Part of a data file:

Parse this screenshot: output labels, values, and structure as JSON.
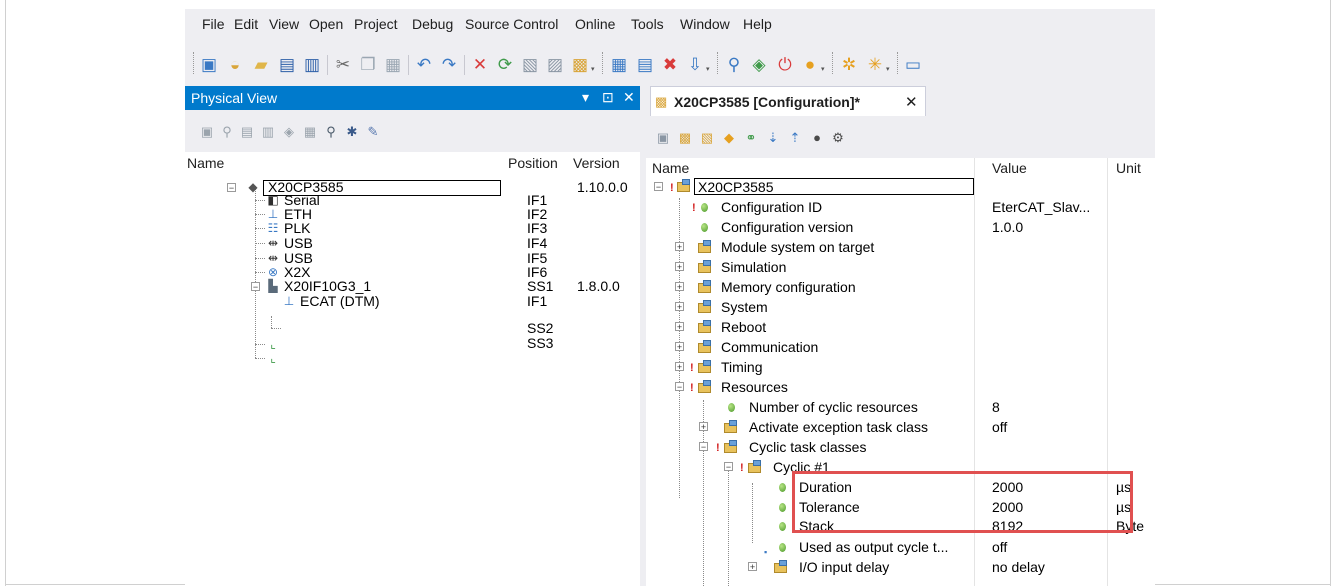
{
  "menu": [
    "File",
    "Edit",
    "View",
    "Open",
    "Project",
    "Debug",
    "Source Control",
    "Online",
    "Tools",
    "Window",
    "Help"
  ],
  "physical_view": {
    "title": "Physical View",
    "controls": [
      "▾",
      "⊡",
      "✕"
    ],
    "columns": {
      "name": "Name",
      "position": "Position",
      "version": "Version"
    },
    "rows": [
      {
        "name": "X20CP3585",
        "position": "",
        "version": "1.10.0.0",
        "icon": "cpu-icon"
      },
      {
        "name": "Serial",
        "position": "IF1",
        "version": "",
        "icon": "serial-port-icon"
      },
      {
        "name": "ETH",
        "position": "IF2",
        "version": "",
        "icon": "ethernet-icon"
      },
      {
        "name": "PLK",
        "position": "IF3",
        "version": "",
        "icon": "powerlink-icon"
      },
      {
        "name": "USB",
        "position": "IF4",
        "version": "",
        "icon": "usb-icon"
      },
      {
        "name": "USB",
        "position": "IF5",
        "version": "",
        "icon": "usb-icon"
      },
      {
        "name": "X2X",
        "position": "IF6",
        "version": "",
        "icon": "x2x-icon"
      },
      {
        "name": "X20IF10G3_1",
        "position": "SS1",
        "version": "1.8.0.0",
        "icon": "interface-module-icon"
      },
      {
        "name": "ECAT (DTM)",
        "position": "IF1",
        "version": "",
        "icon": "ethercat-icon"
      },
      {
        "name": "",
        "position": "SS2",
        "version": "",
        "icon": "slot-icon"
      },
      {
        "name": "",
        "position": "SS3",
        "version": "",
        "icon": "slot-icon"
      }
    ]
  },
  "config": {
    "tab_label": "X20CP3585 [Configuration]*",
    "tab_close": "✕",
    "columns": {
      "name": "Name",
      "value": "Value",
      "unit": "Unit"
    },
    "rows": [
      {
        "name": "X20CP3585",
        "value": "",
        "unit": ""
      },
      {
        "name": "Configuration ID",
        "value": "EterCAT_Slav...",
        "unit": ""
      },
      {
        "name": "Configuration version",
        "value": "1.0.0",
        "unit": ""
      },
      {
        "name": "Module system on target",
        "value": "",
        "unit": ""
      },
      {
        "name": "Simulation",
        "value": "",
        "unit": ""
      },
      {
        "name": "Memory configuration",
        "value": "",
        "unit": ""
      },
      {
        "name": "System",
        "value": "",
        "unit": ""
      },
      {
        "name": "Reboot",
        "value": "",
        "unit": ""
      },
      {
        "name": "Communication",
        "value": "",
        "unit": ""
      },
      {
        "name": "Timing",
        "value": "",
        "unit": ""
      },
      {
        "name": "Resources",
        "value": "",
        "unit": ""
      },
      {
        "name": "Number of cyclic resources",
        "value": "8",
        "unit": ""
      },
      {
        "name": "Activate exception task class",
        "value": "off",
        "unit": ""
      },
      {
        "name": "Cyclic task classes",
        "value": "",
        "unit": ""
      },
      {
        "name": "Cyclic #1",
        "value": "",
        "unit": ""
      },
      {
        "name": "Duration",
        "value": "2000",
        "unit": "µs"
      },
      {
        "name": "Tolerance",
        "value": "2000",
        "unit": "µs"
      },
      {
        "name": "Stack",
        "value": "8192",
        "unit": "Byte"
      },
      {
        "name": "Used as output cycle t...",
        "value": "off",
        "unit": ""
      },
      {
        "name": "I/O input delay",
        "value": "no delay",
        "unit": ""
      }
    ]
  },
  "colors": {
    "title_bar": "#007acc",
    "highlight_box": "#e05050",
    "chrome": "#eeeef2"
  }
}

## STATED PROBLEM
Copy all the entries word for word. Omit any pictures.

## WRITTEN RESPONSE
Parse this screenshot: output labels, values, and structure as JSON.
{
  "menu": [
    "File",
    "Edit",
    "View",
    "Open",
    "Project",
    "Debug",
    "Source Control",
    "Online",
    "Tools",
    "Window",
    "Help"
  ],
  "physical_view": {
    "title": "Physical View",
    "controls": [
      "▾",
      "⊡",
      "✕"
    ],
    "columns": {
      "name": "Name",
      "position": "Position",
      "version": "Version"
    },
    "rows": [
      {
        "name": "X20CP3585",
        "position": "",
        "version": "1.10.0.0",
        "icon": "cpu-icon"
      },
      {
        "name": "Serial",
        "position": "IF1",
        "version": "",
        "icon": "serial-port-icon"
      },
      {
        "name": "ETH",
        "position": "IF2",
        "version": "",
        "icon": "ethernet-icon"
      },
      {
        "name": "PLK",
        "position": "IF3",
        "version": "",
        "icon": "powerlink-icon"
      },
      {
        "name": "USB",
        "position": "IF4",
        "version": "",
        "icon": "usb-icon"
      },
      {
        "name": "USB",
        "position": "IF5",
        "version": "",
        "icon": "usb-icon"
      },
      {
        "name": "X2X",
        "position": "IF6",
        "version": "",
        "icon": "x2x-icon"
      },
      {
        "name": "X20IF10G3_1",
        "position": "SS1",
        "version": "1.8.0.0",
        "icon": "interface-module-icon"
      },
      {
        "name": "ECAT (DTM)",
        "position": "IF1",
        "version": "",
        "icon": "ethercat-icon"
      },
      {
        "name": "",
        "position": "SS2",
        "version": "",
        "icon": "slot-icon"
      },
      {
        "name": "",
        "position": "SS3",
        "version": "",
        "icon": "slot-icon"
      }
    ]
  },
  "config": {
    "tab_label": "X20CP3585 [Configuration]*",
    "tab_close": "✕",
    "columns": {
      "name": "Name",
      "value": "Value",
      "unit": "Unit"
    },
    "rows": [
      {
        "name": "X20CP3585",
        "value": "",
        "unit": ""
      },
      {
        "name": "Configuration ID",
        "value": "EterCAT_Slav...",
        "unit": ""
      },
      {
        "name": "Configuration version",
        "value": "1.0.0",
        "unit": ""
      },
      {
        "name": "Module system on target",
        "value": "",
        "unit": ""
      },
      {
        "name": "Simulation",
        "value": "",
        "unit": ""
      },
      {
        "name": "Memory configuration",
        "value": "",
        "unit": ""
      },
      {
        "name": "System",
        "value": "",
        "unit": ""
      },
      {
        "name": "Reboot",
        "value": "",
        "unit": ""
      },
      {
        "name": "Communication",
        "value": "",
        "unit": ""
      },
      {
        "name": "Timing",
        "value": "",
        "unit": ""
      },
      {
        "name": "Resources",
        "value": "",
        "unit": ""
      },
      {
        "name": "Number of cyclic resources",
        "value": "8",
        "unit": ""
      },
      {
        "name": "Activate exception task class",
        "value": "off",
        "unit": ""
      },
      {
        "name": "Cyclic task classes",
        "value": "",
        "unit": ""
      },
      {
        "name": "Cyclic #1",
        "value": "",
        "unit": ""
      },
      {
        "name": "Duration",
        "value": "2000",
        "unit": "µs"
      },
      {
        "name": "Tolerance",
        "value": "2000",
        "unit": "µs"
      },
      {
        "name": "Stack",
        "value": "8192",
        "unit": "Byte"
      },
      {
        "name": "Used as output cycle t...",
        "value": "off",
        "unit": ""
      },
      {
        "name": "I/O input delay",
        "value": "no delay",
        "unit": ""
      }
    ]
  },
  "colors": {
    "title_bar": "#007acc",
    "highlight_box": "#e05050",
    "chrome": "#eeeef2"
  }
}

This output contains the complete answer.